> **Objective**
Retype the listing that follows, exactly as written.

> **Task inputs**

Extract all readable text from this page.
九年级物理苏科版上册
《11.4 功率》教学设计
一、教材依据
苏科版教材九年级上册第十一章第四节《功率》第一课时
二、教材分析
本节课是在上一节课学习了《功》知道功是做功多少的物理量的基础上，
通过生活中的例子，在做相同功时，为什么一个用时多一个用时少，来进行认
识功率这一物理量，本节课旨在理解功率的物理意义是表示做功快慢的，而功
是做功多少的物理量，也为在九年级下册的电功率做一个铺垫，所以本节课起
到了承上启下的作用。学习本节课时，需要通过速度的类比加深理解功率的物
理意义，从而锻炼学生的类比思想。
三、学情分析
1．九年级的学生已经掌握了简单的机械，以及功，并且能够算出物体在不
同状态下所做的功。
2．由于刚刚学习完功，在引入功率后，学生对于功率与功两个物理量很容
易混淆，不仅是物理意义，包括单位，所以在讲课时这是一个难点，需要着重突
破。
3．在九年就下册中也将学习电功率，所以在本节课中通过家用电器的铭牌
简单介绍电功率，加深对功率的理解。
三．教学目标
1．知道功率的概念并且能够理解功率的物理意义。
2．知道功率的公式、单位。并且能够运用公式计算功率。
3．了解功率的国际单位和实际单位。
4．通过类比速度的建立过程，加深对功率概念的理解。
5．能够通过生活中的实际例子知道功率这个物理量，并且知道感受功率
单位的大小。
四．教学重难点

> **The response**
Extract all readable text from this page.
九年级物理苏科版上册
《11.4 功率》教学设计
一、教材依据
苏科版教材九年级上册第十一章第四节《功率》第一课时
二、教材分析
本节课是在上一节课学习了《功》知道功是做功多少的物理量的基础上，
通过生活中的例子，在做相同功时，为什么一个用时多一个用时少，来进行认
识功率这一物理量，本节课旨在理解功率的物理意义是表示做功快慢的，而功
是做功多少的物理量，也为在九年级下册的电功率做一个铺垫，所以本节课起
到了承上启下的作用。学习本节课时，需要通过速度的类比加深理解功率的物
理意义，从而锻炼学生的类比思想。
三、学情分析
1．九年级的学生已经掌握了简单的机械，以及功，并且能够算出物体在不
同状态下所做的功。
2．由于刚刚学习完功，在引入功率后，学生对于功率与功两个物理量很容
易混淆，不仅是物理意义，包括单位，所以在讲课时这是一个难点，需要着重突
破。
3．在九年就下册中也将学习电功率，所以在本节课中通过家用电器的铭牌
简单介绍电功率，加深对功率的理解。
三．教学目标
1．知道功率的概念并且能够理解功率的物理意义。
2．知道功率的公式、单位。并且能够运用公式计算功率。
3．了解功率的国际单位和实际单位。
4．通过类比速度的建立过程，加深对功率概念的理解。
5．能够通过生活中的实际例子知道功率这个物理量，并且知道感受功率
单位的大小。
四．教学重难点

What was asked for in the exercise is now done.